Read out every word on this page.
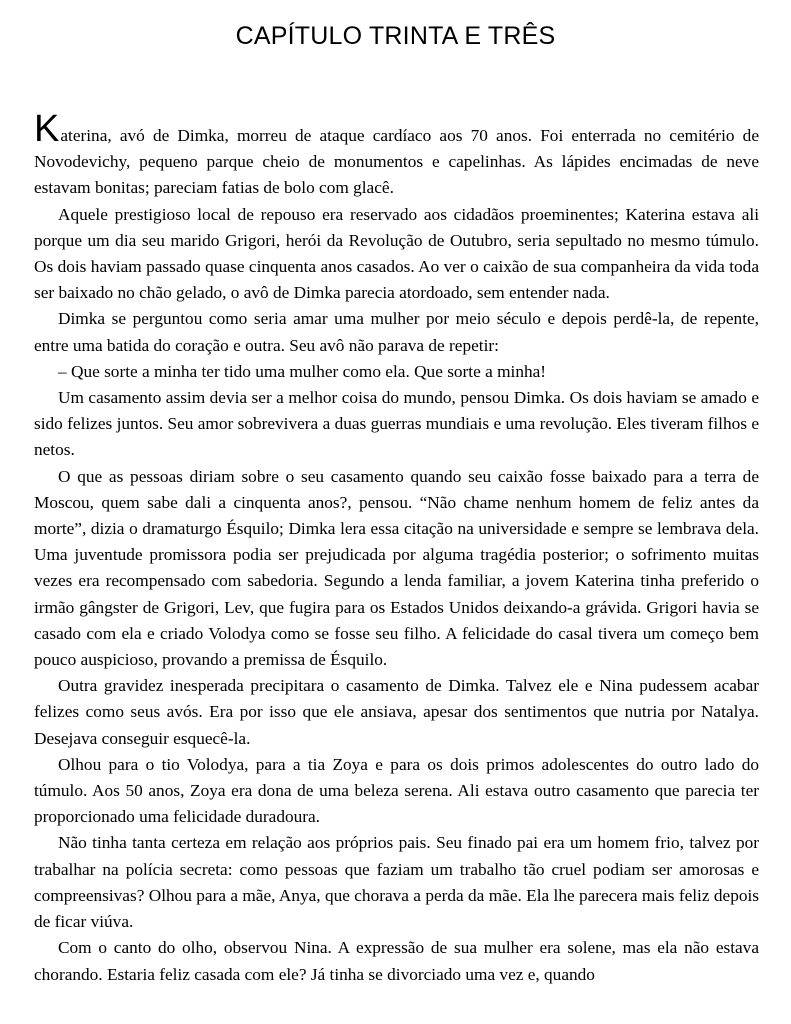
CAPÍTULO TRINTA E TRÊS

Katerina, avó de Dimka, morreu de ataque cardíaco aos 70 anos. Foi enterrada no cemitério de Novodevichy, pequeno parque cheio de monumentos e capelinhas. As lápides encimadas de neve estavam bonitas; pareciam fatias de bolo com glacê.

Aquele prestigioso local de repouso era reservado aos cidadãos proeminentes; Katerina estava ali porque um dia seu marido Grigori, herói da Revolução de Outubro, seria sepultado no mesmo túmulo. Os dois haviam passado quase cinquenta anos casados. Ao ver o caixão de sua companheira da vida toda ser baixado no chão gelado, o avô de Dimka parecia atordoado, sem entender nada.

Dimka se perguntou como seria amar uma mulher por meio século e depois perdê-la, de repente, entre uma batida do coração e outra. Seu avô não parava de repetir:

– Que sorte a minha ter tido uma mulher como ela. Que sorte a minha!

Um casamento assim devia ser a melhor coisa do mundo, pensou Dimka. Os dois haviam se amado e sido felizes juntos. Seu amor sobrevivera a duas guerras mundiais e uma revolução. Eles tiveram filhos e netos.

O que as pessoas diriam sobre o seu casamento quando seu caixão fosse baixado para a terra de Moscou, quem sabe dali a cinquenta anos?, pensou. “Não chame nenhum homem de feliz antes da morte”, dizia o dramaturgo Ésquilo; Dimka lera essa citação na universidade e sempre se lembrava dela. Uma juventude promissora podia ser prejudicada por alguma tragédia posterior; o sofrimento muitas vezes era recompensado com sabedoria. Segundo a lenda familiar, a jovem Katerina tinha preferido o irmão gângster de Grigori, Lev, que fugira para os Estados Unidos deixando-a grávida. Grigori havia se casado com ela e criado Volodya como se fosse seu filho. A felicidade do casal tivera um começo bem pouco auspicioso, provando a premissa de Ésquilo.

Outra gravidez inesperada precipitara o casamento de Dimka. Talvez ele e Nina pudessem acabar felizes como seus avós. Era por isso que ele ansiava, apesar dos sentimentos que nutria por Natalya. Desejava conseguir esquecê-la.

Olhou para o tio Volodya, para a tia Zoya e para os dois primos adolescentes do outro lado do túmulo. Aos 50 anos, Zoya era dona de uma beleza serena. Ali estava outro casamento que parecia ter proporcionado uma felicidade duradoura.

Não tinha tanta certeza em relação aos próprios pais. Seu finado pai era um homem frio, talvez por trabalhar na polícia secreta: como pessoas que faziam um trabalho tão cruel podiam ser amorosas e compreensivas? Olhou para a mãe, Anya, que chorava a perda da mãe. Ela lhe parecera mais feliz depois de ficar viúva.

Com o canto do olho, observou Nina. A expressão de sua mulher era solene, mas ela não estava chorando. Estaria feliz casada com ele? Já tinha se divorciado uma vez e, quando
————————
• What you have to do
Write out each line again precisely as it appears, skipping every picture.

• Exercise solution
Read out every word on this page.
CAPÍTULO TRINTA E TRÊS

Katerina, avó de Dimka, morreu de ataque cardíaco aos 70 anos. Foi enterrada no cemitério de Novodevichy, pequeno parque cheio de monumentos e capelinhas. As lápides encimadas de neve estavam bonitas; pareciam fatias de bolo com glacê.

Aquele prestigioso local de repouso era reservado aos cidadãos proeminentes; Katerina estava ali porque um dia seu marido Grigori, herói da Revolução de Outubro, seria sepultado no mesmo túmulo. Os dois haviam passado quase cinquenta anos casados. Ao ver o caixão de sua companheira da vida toda ser baixado no chão gelado, o avô de Dimka parecia atordoado, sem entender nada.

Dimka se perguntou como seria amar uma mulher por meio século e depois perdê-la, de repente, entre uma batida do coração e outra. Seu avô não parava de repetir:

– Que sorte a minha ter tido uma mulher como ela. Que sorte a minha!

Um casamento assim devia ser a melhor coisa do mundo, pensou Dimka. Os dois haviam se amado e sido felizes juntos. Seu amor sobrevivera a duas guerras mundiais e uma revolução. Eles tiveram filhos e netos.

O que as pessoas diriam sobre o seu casamento quando seu caixão fosse baixado para a terra de Moscou, quem sabe dali a cinquenta anos?, pensou. “Não chame nenhum homem de feliz antes da morte”, dizia o dramaturgo Ésquilo; Dimka lera essa citação na universidade e sempre se lembrava dela. Uma juventude promissora podia ser prejudicada por alguma tragédia posterior; o sofrimento muitas vezes era recompensado com sabedoria. Segundo a lenda familiar, a jovem Katerina tinha preferido o irmão gângster de Grigori, Lev, que fugira para os Estados Unidos deixando-a grávida. Grigori havia se casado com ela e criado Volodya como se fosse seu filho. A felicidade do casal tivera um começo bem pouco auspicioso, provando a premissa de Ésquilo.

Outra gravidez inesperada precipitara o casamento de Dimka. Talvez ele e Nina pudessem acabar felizes como seus avós. Era por isso que ele ansiava, apesar dos sentimentos que nutria por Natalya. Desejava conseguir esquecê-la.

Olhou para o tio Volodya, para a tia Zoya e para os dois primos adolescentes do outro lado do túmulo. Aos 50 anos, Zoya era dona de uma beleza serena. Ali estava outro casamento que parecia ter proporcionado uma felicidade duradoura.

Não tinha tanta certeza em relação aos próprios pais. Seu finado pai era um homem frio, talvez por trabalhar na polícia secreta: como pessoas que faziam um trabalho tão cruel podiam ser amorosas e compreensivas? Olhou para a mãe, Anya, que chorava a perda da mãe. Ela lhe parecera mais feliz depois de ficar viúva.

Com o canto do olho, observou Nina. A expressão de sua mulher era solene, mas ela não estava chorando. Estaria feliz casada com ele? Já tinha se divorciado uma vez e, quando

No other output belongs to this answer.